WHAT TO WORK ON: From the line containing "What does this" down to the last line of the material, return those lines verbatim and only those.

** BEGIN DATA ROWS **

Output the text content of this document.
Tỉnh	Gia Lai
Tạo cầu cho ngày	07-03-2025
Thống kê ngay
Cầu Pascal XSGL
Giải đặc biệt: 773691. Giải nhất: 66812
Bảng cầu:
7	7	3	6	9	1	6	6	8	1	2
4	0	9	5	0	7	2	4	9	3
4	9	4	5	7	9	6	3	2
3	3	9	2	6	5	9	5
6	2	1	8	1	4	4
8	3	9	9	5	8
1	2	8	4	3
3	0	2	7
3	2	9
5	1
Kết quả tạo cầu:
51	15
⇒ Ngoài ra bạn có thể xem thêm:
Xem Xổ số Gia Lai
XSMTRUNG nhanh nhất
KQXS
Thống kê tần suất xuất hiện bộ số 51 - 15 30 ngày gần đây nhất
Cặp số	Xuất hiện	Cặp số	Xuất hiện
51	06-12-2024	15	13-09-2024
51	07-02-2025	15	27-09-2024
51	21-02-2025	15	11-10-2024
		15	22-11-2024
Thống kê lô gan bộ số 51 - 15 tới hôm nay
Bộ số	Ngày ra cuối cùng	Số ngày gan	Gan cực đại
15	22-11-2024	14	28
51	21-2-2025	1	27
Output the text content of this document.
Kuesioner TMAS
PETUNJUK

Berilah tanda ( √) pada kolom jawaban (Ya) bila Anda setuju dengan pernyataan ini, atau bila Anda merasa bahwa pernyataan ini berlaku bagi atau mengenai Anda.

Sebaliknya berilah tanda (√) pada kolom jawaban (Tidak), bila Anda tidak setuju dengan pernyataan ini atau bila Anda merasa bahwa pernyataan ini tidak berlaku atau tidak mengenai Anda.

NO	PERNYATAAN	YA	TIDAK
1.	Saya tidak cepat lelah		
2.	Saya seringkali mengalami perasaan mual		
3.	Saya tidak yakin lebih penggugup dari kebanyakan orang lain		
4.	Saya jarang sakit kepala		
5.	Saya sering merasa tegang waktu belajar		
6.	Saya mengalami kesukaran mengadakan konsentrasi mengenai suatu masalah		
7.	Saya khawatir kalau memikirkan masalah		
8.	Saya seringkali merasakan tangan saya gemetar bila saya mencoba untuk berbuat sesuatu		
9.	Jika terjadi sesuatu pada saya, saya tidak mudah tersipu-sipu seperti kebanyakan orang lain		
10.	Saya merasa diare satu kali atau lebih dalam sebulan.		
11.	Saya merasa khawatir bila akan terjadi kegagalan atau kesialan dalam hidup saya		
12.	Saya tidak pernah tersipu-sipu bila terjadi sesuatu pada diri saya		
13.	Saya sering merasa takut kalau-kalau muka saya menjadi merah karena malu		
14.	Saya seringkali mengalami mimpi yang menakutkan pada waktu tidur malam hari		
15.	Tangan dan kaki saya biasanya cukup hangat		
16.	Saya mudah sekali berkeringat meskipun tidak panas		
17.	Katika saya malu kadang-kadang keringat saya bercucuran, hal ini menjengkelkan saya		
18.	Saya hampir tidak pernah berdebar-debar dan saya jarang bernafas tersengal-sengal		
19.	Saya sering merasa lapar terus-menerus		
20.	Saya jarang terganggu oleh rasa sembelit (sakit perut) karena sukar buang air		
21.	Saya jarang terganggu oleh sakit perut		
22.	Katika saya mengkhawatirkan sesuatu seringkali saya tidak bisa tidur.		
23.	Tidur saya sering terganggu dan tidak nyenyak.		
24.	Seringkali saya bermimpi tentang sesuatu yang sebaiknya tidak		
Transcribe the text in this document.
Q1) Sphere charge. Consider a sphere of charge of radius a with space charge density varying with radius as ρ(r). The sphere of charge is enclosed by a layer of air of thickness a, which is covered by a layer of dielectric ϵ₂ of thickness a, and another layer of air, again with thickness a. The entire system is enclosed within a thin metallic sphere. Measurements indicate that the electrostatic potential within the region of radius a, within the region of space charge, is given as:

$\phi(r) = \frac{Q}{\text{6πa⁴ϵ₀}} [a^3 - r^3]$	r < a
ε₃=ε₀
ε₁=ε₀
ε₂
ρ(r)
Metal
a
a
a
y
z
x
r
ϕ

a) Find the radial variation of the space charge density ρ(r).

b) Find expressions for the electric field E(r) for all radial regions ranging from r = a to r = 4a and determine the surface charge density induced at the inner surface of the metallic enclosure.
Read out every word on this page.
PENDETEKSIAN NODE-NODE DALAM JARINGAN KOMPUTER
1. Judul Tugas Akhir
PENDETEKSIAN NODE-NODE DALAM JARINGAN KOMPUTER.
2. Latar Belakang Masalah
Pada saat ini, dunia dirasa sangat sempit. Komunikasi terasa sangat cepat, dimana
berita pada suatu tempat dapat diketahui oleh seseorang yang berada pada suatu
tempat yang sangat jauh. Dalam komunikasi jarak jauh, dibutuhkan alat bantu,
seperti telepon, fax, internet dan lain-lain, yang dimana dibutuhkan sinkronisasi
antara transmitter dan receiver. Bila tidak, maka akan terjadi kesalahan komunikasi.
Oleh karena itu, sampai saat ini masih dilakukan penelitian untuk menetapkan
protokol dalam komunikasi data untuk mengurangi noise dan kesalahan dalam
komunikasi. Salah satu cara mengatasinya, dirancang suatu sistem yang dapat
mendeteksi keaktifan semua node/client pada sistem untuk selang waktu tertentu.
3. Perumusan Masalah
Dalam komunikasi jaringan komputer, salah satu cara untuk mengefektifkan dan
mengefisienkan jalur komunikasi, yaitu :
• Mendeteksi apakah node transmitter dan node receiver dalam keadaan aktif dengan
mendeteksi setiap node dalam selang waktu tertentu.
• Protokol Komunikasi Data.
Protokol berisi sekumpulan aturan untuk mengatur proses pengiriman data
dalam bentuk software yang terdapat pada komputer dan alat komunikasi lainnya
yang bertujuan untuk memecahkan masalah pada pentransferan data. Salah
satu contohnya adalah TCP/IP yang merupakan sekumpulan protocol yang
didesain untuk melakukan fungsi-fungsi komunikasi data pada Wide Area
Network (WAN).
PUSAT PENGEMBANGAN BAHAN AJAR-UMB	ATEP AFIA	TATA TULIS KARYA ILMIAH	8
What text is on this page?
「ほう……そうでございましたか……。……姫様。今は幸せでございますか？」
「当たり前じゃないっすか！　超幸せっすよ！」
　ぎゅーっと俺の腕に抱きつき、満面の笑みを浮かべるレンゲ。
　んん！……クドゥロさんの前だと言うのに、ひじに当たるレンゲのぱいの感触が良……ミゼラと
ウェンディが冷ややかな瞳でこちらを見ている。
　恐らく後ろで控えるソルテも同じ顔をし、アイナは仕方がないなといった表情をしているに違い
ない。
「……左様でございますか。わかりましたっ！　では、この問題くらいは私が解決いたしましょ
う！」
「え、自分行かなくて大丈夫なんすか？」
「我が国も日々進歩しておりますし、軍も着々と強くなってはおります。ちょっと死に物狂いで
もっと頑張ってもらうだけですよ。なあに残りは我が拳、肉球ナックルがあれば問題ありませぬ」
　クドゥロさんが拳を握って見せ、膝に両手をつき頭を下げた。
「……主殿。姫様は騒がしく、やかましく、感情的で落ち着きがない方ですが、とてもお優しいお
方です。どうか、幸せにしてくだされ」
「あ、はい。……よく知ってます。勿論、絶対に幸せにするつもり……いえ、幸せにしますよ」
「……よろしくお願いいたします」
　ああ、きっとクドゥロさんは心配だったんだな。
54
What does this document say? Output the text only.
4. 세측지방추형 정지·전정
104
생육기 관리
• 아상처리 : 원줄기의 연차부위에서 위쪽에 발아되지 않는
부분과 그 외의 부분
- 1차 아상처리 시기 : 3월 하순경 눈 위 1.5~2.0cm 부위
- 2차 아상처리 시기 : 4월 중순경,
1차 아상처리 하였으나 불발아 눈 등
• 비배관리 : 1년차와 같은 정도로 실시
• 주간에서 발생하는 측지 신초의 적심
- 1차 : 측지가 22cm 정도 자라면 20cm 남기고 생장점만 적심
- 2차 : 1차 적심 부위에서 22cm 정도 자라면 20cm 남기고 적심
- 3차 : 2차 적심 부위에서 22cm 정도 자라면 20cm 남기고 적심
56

** END DATA ROWS **

COMPLETED TASK:
What does this document say? Output the text only.
4. 세측지방추형 정지·전정
104
생육기 관리
• 아상처리 : 원줄기의 연차부위에서 위쪽에 발아되지 않는
부분과 그 외의 부분
- 1차 아상처리 시기 : 3월 하순경 눈 위 1.5~2.0cm 부위
- 2차 아상처리 시기 : 4월 중순경,
1차 아상처리 하였으나 불발아 눈 등
• 비배관리 : 1년차와 같은 정도로 실시
• 주간에서 발생하는 측지 신초의 적심
- 1차 : 측지가 22cm 정도 자라면 20cm 남기고 생장점만 적심
- 2차 : 1차 적심 부위에서 22cm 정도 자라면 20cm 남기고 적심
- 3차 : 2차 적심 부위에서 22cm 정도 자라면 20cm 남기고 적심
56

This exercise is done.